** Request **
Gather every line from the entries below that includes "markets".

□ □ □ □

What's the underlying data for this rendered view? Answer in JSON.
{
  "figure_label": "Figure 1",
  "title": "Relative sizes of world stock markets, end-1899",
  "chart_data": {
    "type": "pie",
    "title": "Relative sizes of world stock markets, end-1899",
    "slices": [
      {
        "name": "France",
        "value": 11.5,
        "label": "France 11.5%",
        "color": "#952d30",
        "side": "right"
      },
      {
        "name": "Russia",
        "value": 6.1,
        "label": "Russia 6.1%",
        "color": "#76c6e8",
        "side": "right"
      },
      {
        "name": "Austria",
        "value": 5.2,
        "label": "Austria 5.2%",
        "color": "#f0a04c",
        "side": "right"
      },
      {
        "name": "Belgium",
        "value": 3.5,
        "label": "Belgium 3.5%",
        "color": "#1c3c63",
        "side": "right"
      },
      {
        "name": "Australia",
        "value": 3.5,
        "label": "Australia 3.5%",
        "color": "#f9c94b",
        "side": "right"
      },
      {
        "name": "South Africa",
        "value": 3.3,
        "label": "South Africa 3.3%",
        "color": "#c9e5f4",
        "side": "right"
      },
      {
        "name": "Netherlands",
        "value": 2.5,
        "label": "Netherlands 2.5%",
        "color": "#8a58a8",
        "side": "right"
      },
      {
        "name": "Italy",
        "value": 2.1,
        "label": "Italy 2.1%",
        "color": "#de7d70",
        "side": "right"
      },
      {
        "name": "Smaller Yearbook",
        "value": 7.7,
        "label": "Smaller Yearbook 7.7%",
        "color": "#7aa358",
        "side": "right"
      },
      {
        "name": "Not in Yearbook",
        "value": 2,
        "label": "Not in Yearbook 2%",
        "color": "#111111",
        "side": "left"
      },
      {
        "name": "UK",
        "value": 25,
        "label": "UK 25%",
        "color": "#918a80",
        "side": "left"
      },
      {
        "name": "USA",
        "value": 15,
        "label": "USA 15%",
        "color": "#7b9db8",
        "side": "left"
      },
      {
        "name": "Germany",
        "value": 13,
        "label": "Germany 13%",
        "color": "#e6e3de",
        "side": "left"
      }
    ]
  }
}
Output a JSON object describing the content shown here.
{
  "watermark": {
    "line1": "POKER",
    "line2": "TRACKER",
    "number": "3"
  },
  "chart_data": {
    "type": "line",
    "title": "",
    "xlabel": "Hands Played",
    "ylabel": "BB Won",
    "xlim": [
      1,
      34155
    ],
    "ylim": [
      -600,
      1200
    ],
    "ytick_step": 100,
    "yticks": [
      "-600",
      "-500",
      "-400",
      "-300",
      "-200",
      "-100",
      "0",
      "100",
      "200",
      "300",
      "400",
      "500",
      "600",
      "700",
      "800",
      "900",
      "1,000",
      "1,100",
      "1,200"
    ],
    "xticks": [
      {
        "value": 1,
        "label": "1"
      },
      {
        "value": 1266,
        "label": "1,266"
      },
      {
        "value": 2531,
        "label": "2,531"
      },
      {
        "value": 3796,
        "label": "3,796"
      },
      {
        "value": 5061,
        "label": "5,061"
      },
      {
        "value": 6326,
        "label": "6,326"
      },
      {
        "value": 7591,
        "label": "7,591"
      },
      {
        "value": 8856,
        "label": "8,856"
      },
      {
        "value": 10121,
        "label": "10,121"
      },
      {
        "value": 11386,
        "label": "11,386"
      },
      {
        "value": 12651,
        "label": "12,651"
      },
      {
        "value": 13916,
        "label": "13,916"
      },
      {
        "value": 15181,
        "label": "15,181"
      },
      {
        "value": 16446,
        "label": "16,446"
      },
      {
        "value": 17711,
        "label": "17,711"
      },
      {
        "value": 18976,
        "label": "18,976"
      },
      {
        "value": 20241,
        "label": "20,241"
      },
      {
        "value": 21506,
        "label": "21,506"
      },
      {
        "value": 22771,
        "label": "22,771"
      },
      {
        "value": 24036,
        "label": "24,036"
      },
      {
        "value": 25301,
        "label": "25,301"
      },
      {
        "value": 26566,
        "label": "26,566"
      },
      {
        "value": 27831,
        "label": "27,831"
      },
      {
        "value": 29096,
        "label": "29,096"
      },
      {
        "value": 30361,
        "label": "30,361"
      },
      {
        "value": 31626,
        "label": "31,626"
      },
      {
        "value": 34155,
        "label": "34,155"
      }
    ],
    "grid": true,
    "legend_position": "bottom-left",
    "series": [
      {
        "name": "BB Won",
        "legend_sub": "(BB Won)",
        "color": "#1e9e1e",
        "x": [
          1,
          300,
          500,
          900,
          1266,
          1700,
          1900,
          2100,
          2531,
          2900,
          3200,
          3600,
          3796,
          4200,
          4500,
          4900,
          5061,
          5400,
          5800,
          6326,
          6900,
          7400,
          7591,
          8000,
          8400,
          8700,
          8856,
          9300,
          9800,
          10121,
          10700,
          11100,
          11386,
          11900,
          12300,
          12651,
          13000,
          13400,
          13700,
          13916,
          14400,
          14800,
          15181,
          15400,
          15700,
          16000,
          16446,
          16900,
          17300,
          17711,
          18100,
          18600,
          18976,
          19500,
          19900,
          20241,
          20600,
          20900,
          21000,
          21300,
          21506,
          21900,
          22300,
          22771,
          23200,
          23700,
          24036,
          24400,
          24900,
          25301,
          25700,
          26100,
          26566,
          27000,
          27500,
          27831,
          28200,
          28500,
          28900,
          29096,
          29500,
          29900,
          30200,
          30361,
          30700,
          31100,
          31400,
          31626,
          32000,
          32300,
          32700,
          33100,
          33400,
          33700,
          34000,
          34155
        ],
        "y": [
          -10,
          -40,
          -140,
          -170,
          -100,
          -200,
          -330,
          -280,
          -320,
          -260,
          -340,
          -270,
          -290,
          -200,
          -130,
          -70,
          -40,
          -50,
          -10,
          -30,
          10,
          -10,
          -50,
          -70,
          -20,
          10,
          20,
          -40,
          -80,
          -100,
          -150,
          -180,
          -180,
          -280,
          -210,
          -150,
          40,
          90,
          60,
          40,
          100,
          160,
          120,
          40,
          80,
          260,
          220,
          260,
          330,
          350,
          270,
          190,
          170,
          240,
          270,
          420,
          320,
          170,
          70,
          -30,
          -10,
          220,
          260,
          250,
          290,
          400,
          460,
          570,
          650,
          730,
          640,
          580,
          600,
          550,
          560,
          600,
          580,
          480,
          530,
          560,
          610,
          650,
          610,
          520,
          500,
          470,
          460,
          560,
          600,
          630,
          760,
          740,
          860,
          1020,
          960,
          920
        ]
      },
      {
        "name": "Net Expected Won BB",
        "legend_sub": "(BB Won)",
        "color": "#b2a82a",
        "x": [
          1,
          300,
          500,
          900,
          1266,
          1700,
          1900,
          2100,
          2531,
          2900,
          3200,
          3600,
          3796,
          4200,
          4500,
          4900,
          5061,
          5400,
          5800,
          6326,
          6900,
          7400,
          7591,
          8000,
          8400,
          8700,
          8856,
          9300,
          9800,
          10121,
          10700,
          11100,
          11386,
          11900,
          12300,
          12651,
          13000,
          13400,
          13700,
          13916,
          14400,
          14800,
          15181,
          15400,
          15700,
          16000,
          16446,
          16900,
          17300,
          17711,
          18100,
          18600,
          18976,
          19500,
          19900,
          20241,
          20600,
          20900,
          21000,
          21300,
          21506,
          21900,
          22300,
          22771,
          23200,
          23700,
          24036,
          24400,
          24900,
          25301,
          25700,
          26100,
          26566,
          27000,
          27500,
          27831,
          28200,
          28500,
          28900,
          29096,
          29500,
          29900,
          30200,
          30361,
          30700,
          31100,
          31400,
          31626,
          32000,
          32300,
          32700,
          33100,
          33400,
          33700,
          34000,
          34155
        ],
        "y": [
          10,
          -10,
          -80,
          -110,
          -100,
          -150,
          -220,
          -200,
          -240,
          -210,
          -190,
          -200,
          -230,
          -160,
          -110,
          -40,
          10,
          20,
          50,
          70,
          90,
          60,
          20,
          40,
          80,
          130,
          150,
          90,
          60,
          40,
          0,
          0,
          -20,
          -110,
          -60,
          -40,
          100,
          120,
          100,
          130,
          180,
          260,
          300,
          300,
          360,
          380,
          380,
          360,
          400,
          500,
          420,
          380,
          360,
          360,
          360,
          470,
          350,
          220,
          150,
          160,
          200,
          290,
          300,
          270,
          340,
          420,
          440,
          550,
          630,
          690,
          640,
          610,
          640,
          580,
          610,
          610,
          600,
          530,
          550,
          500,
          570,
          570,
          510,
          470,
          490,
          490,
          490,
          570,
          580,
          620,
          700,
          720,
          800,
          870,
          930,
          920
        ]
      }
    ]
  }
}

□ □ □ □

** Written answer **
  "title": "Relative sizes of world stock markets, end-1899",
    "title": "Relative sizes of world stock markets, end-1899",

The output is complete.